start
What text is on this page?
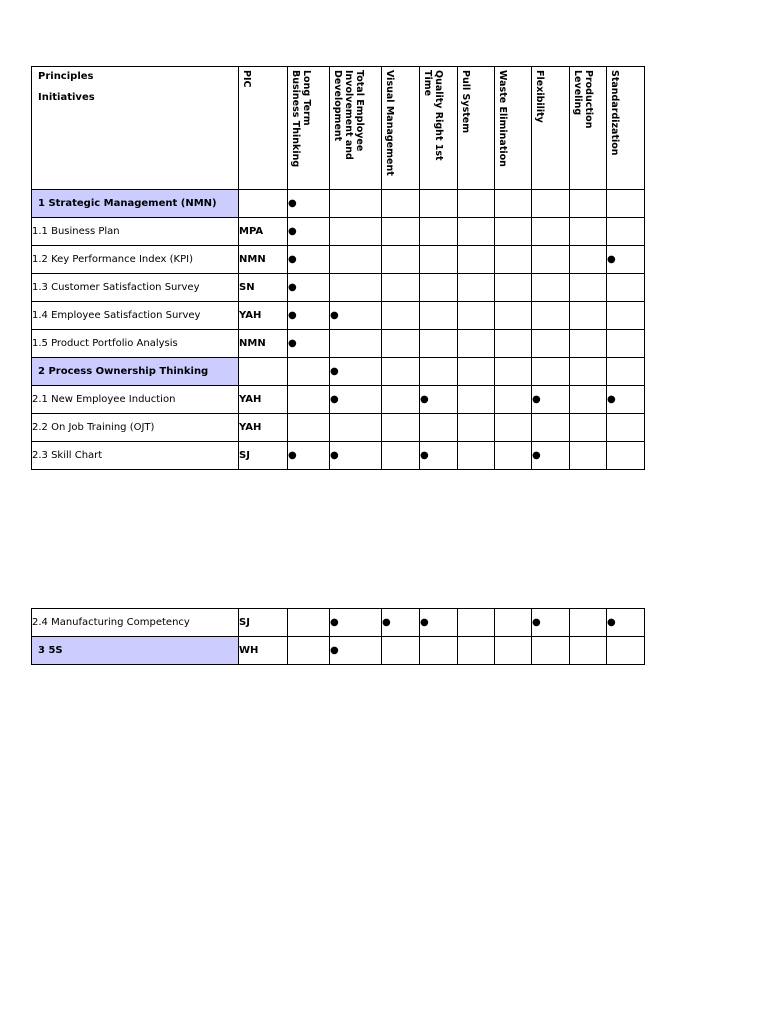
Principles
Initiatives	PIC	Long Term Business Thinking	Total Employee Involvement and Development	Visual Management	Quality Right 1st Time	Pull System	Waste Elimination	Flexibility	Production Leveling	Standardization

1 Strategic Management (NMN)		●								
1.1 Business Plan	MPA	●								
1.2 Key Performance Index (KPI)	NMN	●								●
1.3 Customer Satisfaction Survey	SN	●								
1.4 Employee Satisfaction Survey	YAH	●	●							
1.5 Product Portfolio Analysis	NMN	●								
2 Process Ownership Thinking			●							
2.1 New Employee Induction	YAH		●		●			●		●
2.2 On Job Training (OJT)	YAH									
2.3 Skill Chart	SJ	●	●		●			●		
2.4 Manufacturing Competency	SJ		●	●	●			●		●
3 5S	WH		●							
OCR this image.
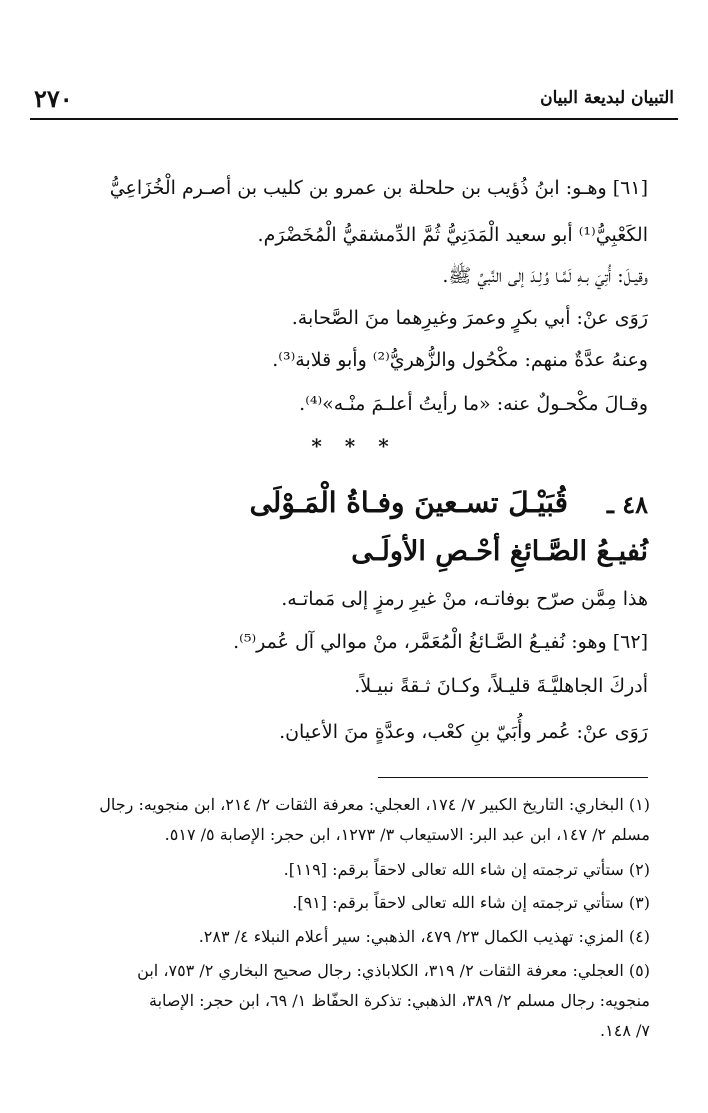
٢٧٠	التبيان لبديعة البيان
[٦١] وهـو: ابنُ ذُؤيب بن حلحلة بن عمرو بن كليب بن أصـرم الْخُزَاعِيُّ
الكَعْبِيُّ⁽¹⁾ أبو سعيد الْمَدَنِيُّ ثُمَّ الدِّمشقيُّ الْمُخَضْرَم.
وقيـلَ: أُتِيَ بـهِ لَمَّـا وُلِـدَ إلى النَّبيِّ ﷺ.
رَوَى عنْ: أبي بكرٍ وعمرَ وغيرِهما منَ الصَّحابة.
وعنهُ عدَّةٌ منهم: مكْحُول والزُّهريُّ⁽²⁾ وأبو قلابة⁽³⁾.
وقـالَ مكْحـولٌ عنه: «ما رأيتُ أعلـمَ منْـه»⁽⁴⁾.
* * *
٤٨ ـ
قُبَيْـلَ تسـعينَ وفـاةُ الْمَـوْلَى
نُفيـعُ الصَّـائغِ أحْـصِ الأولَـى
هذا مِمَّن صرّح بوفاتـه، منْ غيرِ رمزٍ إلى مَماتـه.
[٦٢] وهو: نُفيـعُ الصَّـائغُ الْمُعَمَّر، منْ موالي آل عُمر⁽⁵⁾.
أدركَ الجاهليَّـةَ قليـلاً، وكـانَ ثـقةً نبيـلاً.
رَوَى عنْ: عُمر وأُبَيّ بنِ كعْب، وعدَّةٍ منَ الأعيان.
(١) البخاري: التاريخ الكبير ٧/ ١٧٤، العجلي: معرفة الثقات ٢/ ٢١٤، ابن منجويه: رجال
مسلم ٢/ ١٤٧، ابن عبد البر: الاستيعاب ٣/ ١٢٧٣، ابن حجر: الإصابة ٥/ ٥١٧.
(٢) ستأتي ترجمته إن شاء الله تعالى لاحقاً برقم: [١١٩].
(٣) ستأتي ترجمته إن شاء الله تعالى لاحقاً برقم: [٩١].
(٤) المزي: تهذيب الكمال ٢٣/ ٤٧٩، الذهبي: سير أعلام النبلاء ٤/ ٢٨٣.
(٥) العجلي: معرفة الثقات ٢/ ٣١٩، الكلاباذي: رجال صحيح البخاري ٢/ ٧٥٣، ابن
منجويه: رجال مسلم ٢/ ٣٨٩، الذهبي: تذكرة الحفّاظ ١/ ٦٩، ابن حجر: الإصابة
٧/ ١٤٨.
end
start
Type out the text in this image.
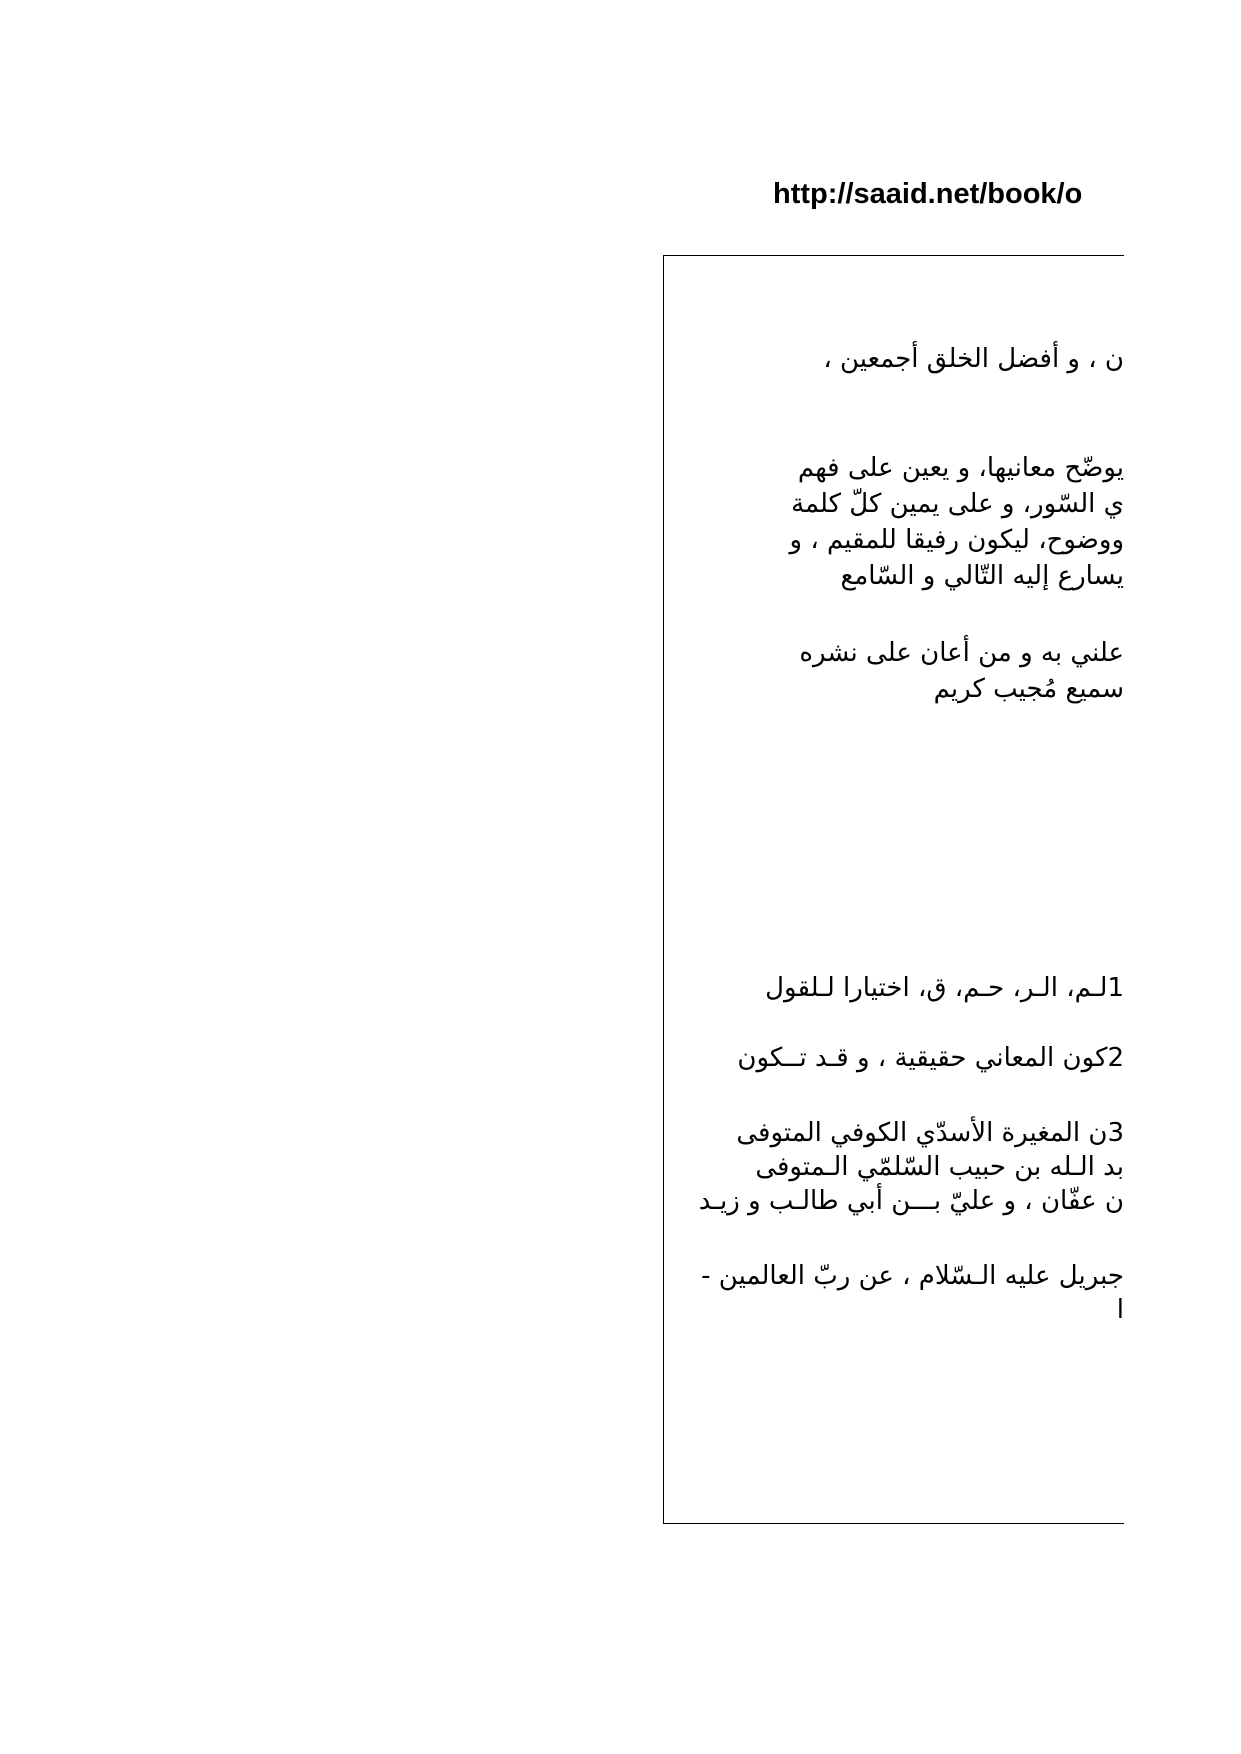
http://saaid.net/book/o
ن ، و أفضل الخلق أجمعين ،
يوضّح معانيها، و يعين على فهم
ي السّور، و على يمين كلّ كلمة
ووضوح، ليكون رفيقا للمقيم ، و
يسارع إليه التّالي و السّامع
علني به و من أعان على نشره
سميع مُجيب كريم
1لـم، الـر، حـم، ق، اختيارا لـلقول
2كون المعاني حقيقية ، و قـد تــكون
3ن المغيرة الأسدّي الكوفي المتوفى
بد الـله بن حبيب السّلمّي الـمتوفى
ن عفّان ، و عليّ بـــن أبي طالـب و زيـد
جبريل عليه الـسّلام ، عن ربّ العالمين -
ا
end
start
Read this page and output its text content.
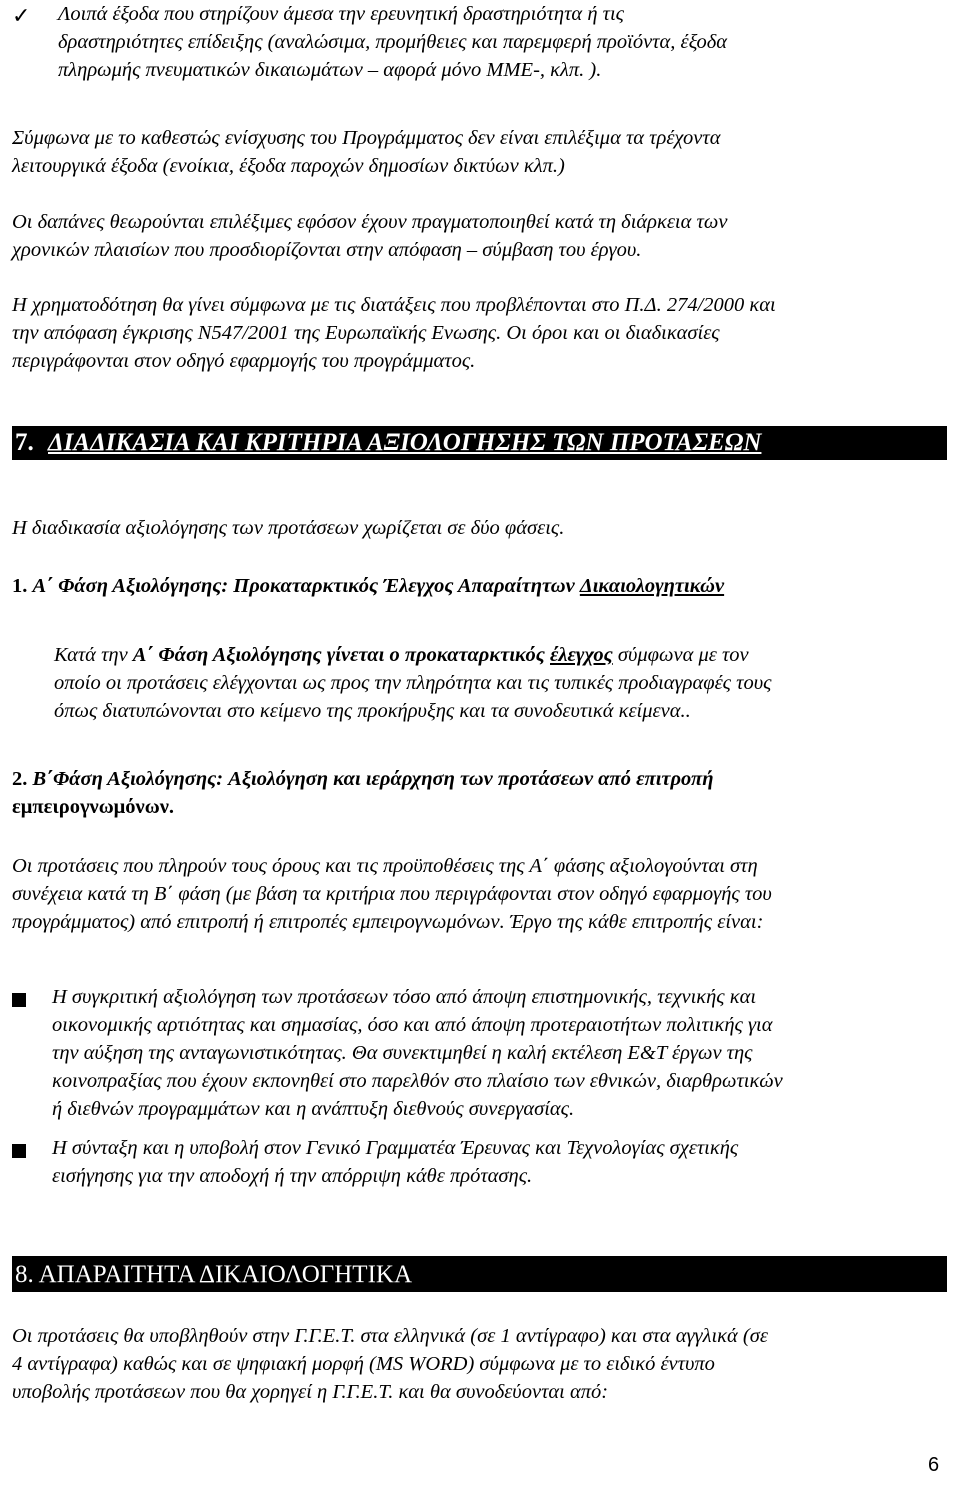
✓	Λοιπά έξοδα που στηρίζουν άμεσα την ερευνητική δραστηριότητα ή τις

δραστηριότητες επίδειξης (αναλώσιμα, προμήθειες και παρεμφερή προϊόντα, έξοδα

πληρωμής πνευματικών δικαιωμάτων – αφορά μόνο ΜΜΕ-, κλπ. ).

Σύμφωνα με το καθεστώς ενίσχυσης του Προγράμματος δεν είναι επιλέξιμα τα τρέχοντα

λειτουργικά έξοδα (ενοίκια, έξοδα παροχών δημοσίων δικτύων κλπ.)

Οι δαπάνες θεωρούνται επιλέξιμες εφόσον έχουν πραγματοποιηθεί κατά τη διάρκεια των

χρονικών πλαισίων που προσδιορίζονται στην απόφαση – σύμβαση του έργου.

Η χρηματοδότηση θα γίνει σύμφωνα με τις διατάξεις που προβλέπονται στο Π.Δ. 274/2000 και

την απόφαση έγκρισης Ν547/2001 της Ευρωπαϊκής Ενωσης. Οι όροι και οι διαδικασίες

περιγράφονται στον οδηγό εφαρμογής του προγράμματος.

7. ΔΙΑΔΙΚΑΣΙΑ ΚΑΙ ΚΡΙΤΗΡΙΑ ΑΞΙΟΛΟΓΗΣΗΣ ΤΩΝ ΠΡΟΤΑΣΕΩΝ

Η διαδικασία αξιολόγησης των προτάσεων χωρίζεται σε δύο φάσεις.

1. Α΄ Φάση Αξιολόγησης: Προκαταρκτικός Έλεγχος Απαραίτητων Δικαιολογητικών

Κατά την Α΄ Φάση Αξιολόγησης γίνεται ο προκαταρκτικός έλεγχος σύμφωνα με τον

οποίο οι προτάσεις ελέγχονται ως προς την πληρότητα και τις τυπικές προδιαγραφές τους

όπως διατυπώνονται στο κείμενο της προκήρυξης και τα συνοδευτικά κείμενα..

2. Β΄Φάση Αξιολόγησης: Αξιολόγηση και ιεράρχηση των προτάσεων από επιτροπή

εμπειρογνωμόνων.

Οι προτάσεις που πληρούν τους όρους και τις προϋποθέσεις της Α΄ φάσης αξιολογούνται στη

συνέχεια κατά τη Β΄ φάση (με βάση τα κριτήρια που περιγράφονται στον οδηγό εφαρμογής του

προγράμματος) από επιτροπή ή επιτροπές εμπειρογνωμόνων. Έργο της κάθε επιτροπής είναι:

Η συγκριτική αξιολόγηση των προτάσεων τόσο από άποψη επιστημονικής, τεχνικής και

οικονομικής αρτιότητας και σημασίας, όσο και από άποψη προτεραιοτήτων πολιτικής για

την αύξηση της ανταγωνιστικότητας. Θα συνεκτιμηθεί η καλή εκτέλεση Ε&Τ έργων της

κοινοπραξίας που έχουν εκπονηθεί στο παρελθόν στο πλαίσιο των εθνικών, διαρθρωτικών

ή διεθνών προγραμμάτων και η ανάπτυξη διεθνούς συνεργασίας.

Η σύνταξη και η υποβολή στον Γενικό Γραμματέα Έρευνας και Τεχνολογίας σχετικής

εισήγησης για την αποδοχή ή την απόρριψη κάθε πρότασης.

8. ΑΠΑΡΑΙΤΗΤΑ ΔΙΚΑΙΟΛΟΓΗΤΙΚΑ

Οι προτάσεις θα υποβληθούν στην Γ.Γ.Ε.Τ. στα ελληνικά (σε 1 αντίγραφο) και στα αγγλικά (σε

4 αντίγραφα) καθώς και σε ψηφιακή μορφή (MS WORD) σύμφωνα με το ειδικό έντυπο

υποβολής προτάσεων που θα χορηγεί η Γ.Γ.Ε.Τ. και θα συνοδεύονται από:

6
end
• [The request]: Check each line of the entries above, and show every one holding the word "επιτροπή".

• [Result below]:
2. Β΄Φάση Αξιολόγησης: Αξιολόγηση και ιεράρχηση των προτάσεων από επιτροπή
προγράμματος) από επιτροπή ή επιτροπές εμπειρογνωμόνων. Έργο της κάθε επιτροπής είναι:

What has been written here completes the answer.